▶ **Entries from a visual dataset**

▼

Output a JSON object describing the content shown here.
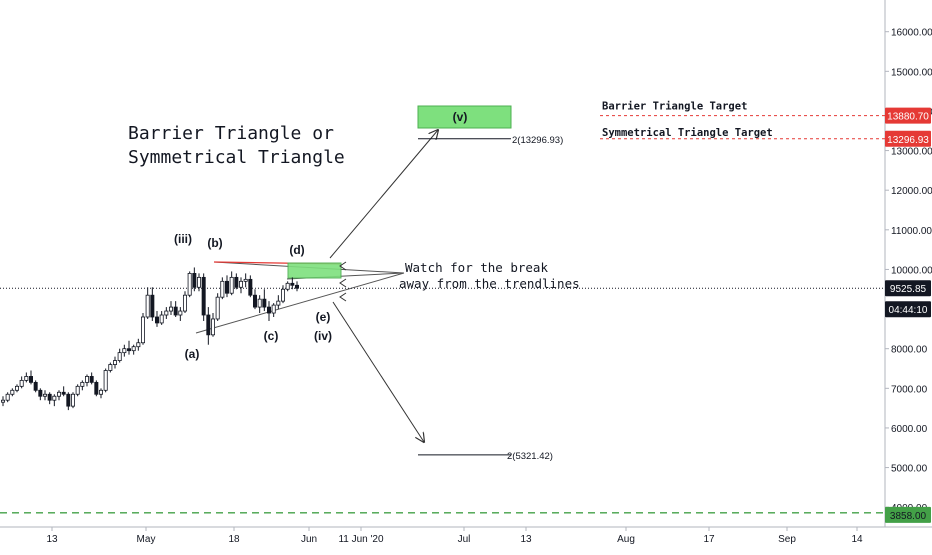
{
  "chart_data": {
    "type": "candlestick",
    "y_axis": {
      "min": 3500,
      "max": 16800,
      "ticks": [
        "16000.00",
        "15000.00",
        "14000.00",
        "13000.00",
        "12000.00",
        "11000.00",
        "10000.00",
        "9000.00",
        "8000.00",
        "7000.00",
        "6000.00",
        "5000.00",
        "4000.00"
      ]
    },
    "x_axis": {
      "labels": [
        "13",
        "May",
        "18",
        "Jun",
        "11 Jun '20",
        "Jul",
        "13",
        "Aug",
        "17",
        "Sep",
        "14"
      ]
    },
    "title_lines": [
      "Barrier Triangle or",
      "Symmetrical Triangle"
    ],
    "note_lines": [
      "Watch for the break",
      "away from the trendlines"
    ],
    "wave_labels": [
      "(iii)",
      "(b)",
      "(a)",
      "(c)",
      "(d)",
      "(e)",
      "(iv)",
      "(v)"
    ],
    "target_labels": [
      "Barrier Triangle Target",
      "Symmetrical Triangle Target"
    ],
    "projection_labels": [
      "2(13296.93)",
      "2(5321.42)"
    ],
    "price_badges": [
      "13880.70",
      "13296.93",
      "9525.85",
      "04:44:10",
      "3858.00"
    ],
    "current_price": 9525.85,
    "levels": {
      "barrier_target": 13880.7,
      "symmetrical_target": 13296.93,
      "support": 3858.0,
      "upper_projection": 13296.93,
      "lower_projection": 5321.42
    },
    "candles": [
      [
        6650,
        6800,
        6550,
        6700
      ],
      [
        6700,
        6900,
        6650,
        6850
      ],
      [
        6850,
        7000,
        6800,
        6950
      ],
      [
        6950,
        7100,
        6900,
        7050
      ],
      [
        7050,
        7300,
        7000,
        7200
      ],
      [
        7200,
        7400,
        7150,
        7300
      ],
      [
        7300,
        7450,
        7100,
        7150
      ],
      [
        7150,
        7200,
        6900,
        6950
      ],
      [
        6950,
        7000,
        6700,
        6800
      ],
      [
        6800,
        6950,
        6700,
        6850
      ],
      [
        6850,
        6900,
        6600,
        6700
      ],
      [
        6700,
        6850,
        6550,
        6800
      ],
      [
        6800,
        6950,
        6700,
        6900
      ],
      [
        6900,
        7050,
        6800,
        6850
      ],
      [
        6850,
        6900,
        6450,
        6550
      ],
      [
        6550,
        6900,
        6500,
        6850
      ],
      [
        6850,
        7100,
        6800,
        7050
      ],
      [
        7050,
        7200,
        6950,
        7150
      ],
      [
        7150,
        7350,
        7050,
        7300
      ],
      [
        7300,
        7400,
        7100,
        7150
      ],
      [
        7150,
        7200,
        6800,
        6850
      ],
      [
        6850,
        7000,
        6750,
        6950
      ],
      [
        6950,
        7500,
        6900,
        7450
      ],
      [
        7450,
        7650,
        7400,
        7600
      ],
      [
        7600,
        7800,
        7500,
        7700
      ],
      [
        7700,
        8000,
        7650,
        7900
      ],
      [
        7900,
        8100,
        7800,
        8000
      ],
      [
        8000,
        8200,
        7850,
        7950
      ],
      [
        7950,
        8100,
        7850,
        8050
      ],
      [
        8050,
        8250,
        7950,
        8150
      ],
      [
        8150,
        8900,
        8100,
        8800
      ],
      [
        8800,
        9550,
        8750,
        9350
      ],
      [
        9350,
        9550,
        8700,
        8800
      ],
      [
        8800,
        8950,
        8550,
        8650
      ],
      [
        8650,
        8950,
        8600,
        8850
      ],
      [
        8850,
        9050,
        8750,
        8950
      ],
      [
        8950,
        9200,
        8850,
        9050
      ],
      [
        9050,
        9200,
        8800,
        8850
      ],
      [
        8850,
        9050,
        8700,
        8950
      ],
      [
        8950,
        9450,
        8900,
        9350
      ],
      [
        9350,
        9950,
        9300,
        9900
      ],
      [
        9900,
        10050,
        9450,
        9550
      ],
      [
        9550,
        9900,
        9450,
        9800
      ],
      [
        9800,
        9900,
        8700,
        8850
      ],
      [
        8850,
        9050,
        8100,
        8350
      ],
      [
        8350,
        8900,
        8300,
        8750
      ],
      [
        8750,
        9400,
        8700,
        9300
      ],
      [
        9300,
        9800,
        9250,
        9700
      ],
      [
        9700,
        9850,
        9300,
        9400
      ],
      [
        9400,
        9950,
        9350,
        9800
      ],
      [
        9800,
        9900,
        9500,
        9550
      ],
      [
        9550,
        9800,
        9400,
        9700
      ],
      [
        9700,
        9900,
        9550,
        9750
      ],
      [
        9750,
        9850,
        9300,
        9350
      ],
      [
        9350,
        9500,
        9000,
        9050
      ],
      [
        9050,
        9350,
        8900,
        9250
      ],
      [
        9250,
        9500,
        8950,
        9050
      ],
      [
        9050,
        9200,
        8700,
        8900
      ],
      [
        8900,
        9150,
        8800,
        9100
      ],
      [
        9100,
        9350,
        9000,
        9200
      ],
      [
        9200,
        9600,
        9150,
        9500
      ],
      [
        9500,
        9700,
        9450,
        9650
      ],
      [
        9650,
        9800,
        9500,
        9600
      ],
      [
        9600,
        9700,
        9450,
        9525.85
      ]
    ]
  }
}
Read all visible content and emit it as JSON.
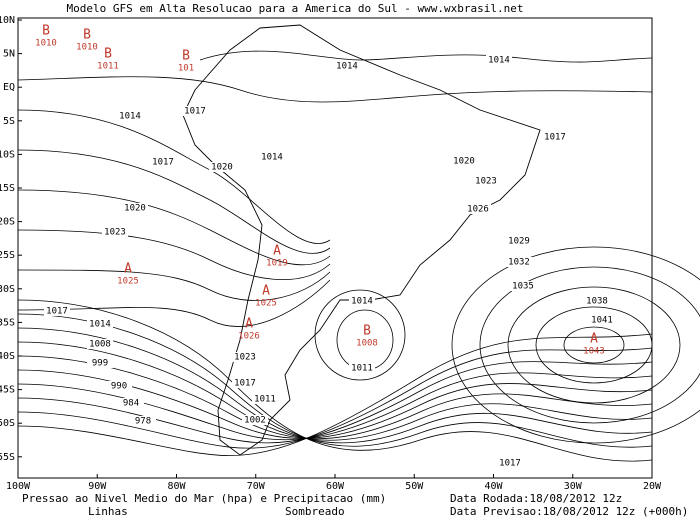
{
  "header": {
    "title": "Modelo GFS em Alta Resolucao para a America do Sul - www.wxbrasil.net"
  },
  "lat_labels": [
    "10N",
    "5N",
    "EQ",
    "5S",
    "10S",
    "15S",
    "20S",
    "25S",
    "30S",
    "35S",
    "40S",
    "45S",
    "50S",
    "55S"
  ],
  "lon_labels": [
    "100W",
    "90W",
    "80W",
    "70W",
    "60W",
    "50W",
    "40W",
    "30W",
    "20W"
  ],
  "isobar_labels": [
    "1014",
    "1014",
    "1014",
    "1017",
    "1017",
    "1020",
    "1014",
    "1020",
    "1023",
    "1020",
    "1026",
    "1023",
    "1029",
    "1032",
    "1035",
    "1038",
    "1041",
    "1017",
    "1014",
    "1008",
    "999",
    "990",
    "984",
    "978",
    "1014",
    "1011",
    "1023",
    "1017",
    "1011",
    "1002",
    "1017",
    "1017"
  ],
  "pressure_centers": [
    {
      "letter": "B",
      "value": "1010"
    },
    {
      "letter": "B",
      "value": "1010"
    },
    {
      "letter": "B",
      "value": "1011"
    },
    {
      "letter": "B",
      "value": "101"
    },
    {
      "letter": "A",
      "value": "1025"
    },
    {
      "letter": "A",
      "value": "1019"
    },
    {
      "letter": "A",
      "value": "1025"
    },
    {
      "letter": "A",
      "value": "1026"
    },
    {
      "letter": "B",
      "value": "1008"
    },
    {
      "letter": "A",
      "value": "1043"
    }
  ],
  "footer": {
    "variable": "Pressao ao Nivel Medio do Mar (hpa) e Precipitacao (mm)",
    "lines": "Linhas",
    "shaded": "Sombreado",
    "run_date": "Data Rodada:18/08/2012 12z",
    "forecast_date": "Data Previsao:18/08/2012 12z (+000h)"
  }
}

▲

Omit each picture, then return all of the listing exactly as it stands.

▶ **Output for this exercise**
Output a JSON object describing the content shown here.
{
  "chart_data": {
    "type": "candlestick",
    "y_axis": {
      "min": 3500,
      "max": 16800,
      "ticks": [
        "16000.00",
        "15000.00",
        "14000.00",
        "13000.00",
        "12000.00",
        "11000.00",
        "10000.00",
        "9000.00",
        "8000.00",
        "7000.00",
        "6000.00",
        "5000.00",
        "4000.00"
      ]
    },
    "x_axis": {
      "labels": [
        "13",
        "May",
        "18",
        "Jun",
        "11 Jun '20",
        "Jul",
        "13",
        "Aug",
        "17",
        "Sep",
        "14"
      ]
    },
    "title_lines": [
      "Barrier Triangle or",
      "Symmetrical Triangle"
    ],
    "note_lines": [
      "Watch for the break",
      "away from the trendlines"
    ],
    "wave_labels": [
      "(iii)",
      "(b)",
      "(a)",
      "(c)",
      "(d)",
      "(e)",
      "(iv)",
      "(v)"
    ],
    "target_labels": [
      "Barrier Triangle Target",
      "Symmetrical Triangle Target"
    ],
    "projection_labels": [
      "2(13296.93)",
      "2(5321.42)"
    ],
    "price_badges": [
      "13880.70",
      "13296.93",
      "9525.85",
      "04:44:10",
      "3858.00"
    ],
    "current_price": 9525.85,
    "levels": {
      "barrier_target": 13880.7,
      "symmetrical_target": 13296.93,
      "support": 3858.0,
      "upper_projection": 13296.93,
      "lower_projection": 5321.42
    },
    "candles": [
      [
        6650,
        6800,
        6550,
        6700
      ],
      [
        6700,
        6900,
        6650,
        6850
      ],
      [
        6850,
        7000,
        6800,
        6950
      ],
      [
        6950,
        7100,
        6900,
        7050
      ],
      [
        7050,
        7300,
        7000,
        7200
      ],
      [
        7200,
        7400,
        7150,
        7300
      ],
      [
        7300,
        7450,
        7100,
        7150
      ],
      [
        7150,
        7200,
        6900,
        6950
      ],
      [
        6950,
        7000,
        6700,
        6800
      ],
      [
        6800,
        6950,
        6700,
        6850
      ],
      [
        6850,
        6900,
        6600,
        6700
      ],
      [
        6700,
        6850,
        6550,
        6800
      ],
      [
        6800,
        6950,
        6700,
        6900
      ],
      [
        6900,
        7050,
        6800,
        6850
      ],
      [
        6850,
        6900,
        6450,
        6550
      ],
      [
        6550,
        6900,
        6500,
        6850
      ],
      [
        6850,
        7100,
        6800,
        7050
      ],
      [
        7050,
        7200,
        6950,
        7150
      ],
      [
        7150,
        7350,
        7050,
        7300
      ],
      [
        7300,
        7400,
        7100,
        7150
      ],
      [
        7150,
        7200,
        6800,
        6850
      ],
      [
        6850,
        7000,
        6750,
        6950
      ],
      [
        6950,
        7500,
        6900,
        7450
      ],
      [
        7450,
        7650,
        7400,
        7600
      ],
      [
        7600,
        7800,
        7500,
        7700
      ],
      [
        7700,
        8000,
        7650,
        7900
      ],
      [
        7900,
        8100,
        7800,
        8000
      ],
      [
        8000,
        8200,
        7850,
        7950
      ],
      [
        7950,
        8100,
        7850,
        8050
      ],
      [
        8050,
        8250,
        7950,
        8150
      ],
      [
        8150,
        8900,
        8100,
        8800
      ],
      [
        8800,
        9550,
        8750,
        9350
      ],
      [
        9350,
        9550,
        8700,
        8800
      ],
      [
        8800,
        8950,
        8550,
        8650
      ],
      [
        8650,
        8950,
        8600,
        8850
      ],
      [
        8850,
        9050,
        8750,
        8950
      ],
      [
        8950,
        9200,
        8850,
        9050
      ],
      [
        9050,
        9200,
        8800,
        8850
      ],
      [
        8850,
        9050,
        8700,
        8950
      ],
      [
        8950,
        9450,
        8900,
        9350
      ],
      [
        9350,
        9950,
        9300,
        9900
      ],
      [
        9900,
        10050,
        9450,
        9550
      ],
      [
        9550,
        9900,
        9450,
        9800
      ],
      [
        9800,
        9900,
        8700,
        8850
      ],
      [
        8850,
        9050,
        8100,
        8350
      ],
      [
        8350,
        8900,
        8300,
        8750
      ],
      [
        8750,
        9400,
        8700,
        9300
      ],
      [
        9300,
        9800,
        9250,
        9700
      ],
      [
        9700,
        9850,
        9300,
        9400
      ],
      [
        9400,
        9950,
        9350,
        9800
      ],
      [
        9800,
        9900,
        9500,
        9550
      ],
      [
        9550,
        9800,
        9400,
        9700
      ],
      [
        9700,
        9900,
        9550,
        9750
      ],
      [
        9750,
        9850,
        9300,
        9350
      ],
      [
        9350,
        9500,
        9000,
        9050
      ],
      [
        9050,
        9350,
        8900,
        9250
      ],
      [
        9250,
        9500,
        8950,
        9050
      ],
      [
        9050,
        9200,
        8700,
        8900
      ],
      [
        8900,
        9150,
        8800,
        9100
      ],
      [
        9100,
        9350,
        9000,
        9200
      ],
      [
        9200,
        9600,
        9150,
        9500
      ],
      [
        9500,
        9700,
        9450,
        9650
      ],
      [
        9650,
        9800,
        9500,
        9600
      ],
      [
        9600,
        9700,
        9450,
        9525.85
      ]
    ]
  }
}
Read all visible content and emit it as JSON.
{
  "header": {
    "title": "Modelo GFS em Alta Resolucao para a America do Sul - www.wxbrasil.net"
  },
  "lat_labels": [
    "10N",
    "5N",
    "EQ",
    "5S",
    "10S",
    "15S",
    "20S",
    "25S",
    "30S",
    "35S",
    "40S",
    "45S",
    "50S",
    "55S"
  ],
  "lon_labels": [
    "100W",
    "90W",
    "80W",
    "70W",
    "60W",
    "50W",
    "40W",
    "30W",
    "20W"
  ],
  "isobar_labels": [
    "1014",
    "1014",
    "1014",
    "1017",
    "1017",
    "1020",
    "1014",
    "1020",
    "1023",
    "1020",
    "1026",
    "1023",
    "1029",
    "1032",
    "1035",
    "1038",
    "1041",
    "1017",
    "1014",
    "1008",
    "999",
    "990",
    "984",
    "978",
    "1014",
    "1011",
    "1023",
    "1017",
    "1011",
    "1002",
    "1017",
    "1017"
  ],
  "pressure_centers": [
    {
      "letter": "B",
      "value": "1010"
    },
    {
      "letter": "B",
      "value": "1010"
    },
    {
      "letter": "B",
      "value": "1011"
    },
    {
      "letter": "B",
      "value": "101"
    },
    {
      "letter": "A",
      "value": "1025"
    },
    {
      "letter": "A",
      "value": "1019"
    },
    {
      "letter": "A",
      "value": "1025"
    },
    {
      "letter": "A",
      "value": "1026"
    },
    {
      "letter": "B",
      "value": "1008"
    },
    {
      "letter": "A",
      "value": "1043"
    }
  ],
  "footer": {
    "variable": "Pressao ao Nivel Medio do Mar (hpa) e Precipitacao (mm)",
    "lines": "Linhas",
    "shaded": "Sombreado",
    "run_date": "Data Rodada:18/08/2012 12z",
    "forecast_date": "Data Previsao:18/08/2012 12z (+000h)"
  }
}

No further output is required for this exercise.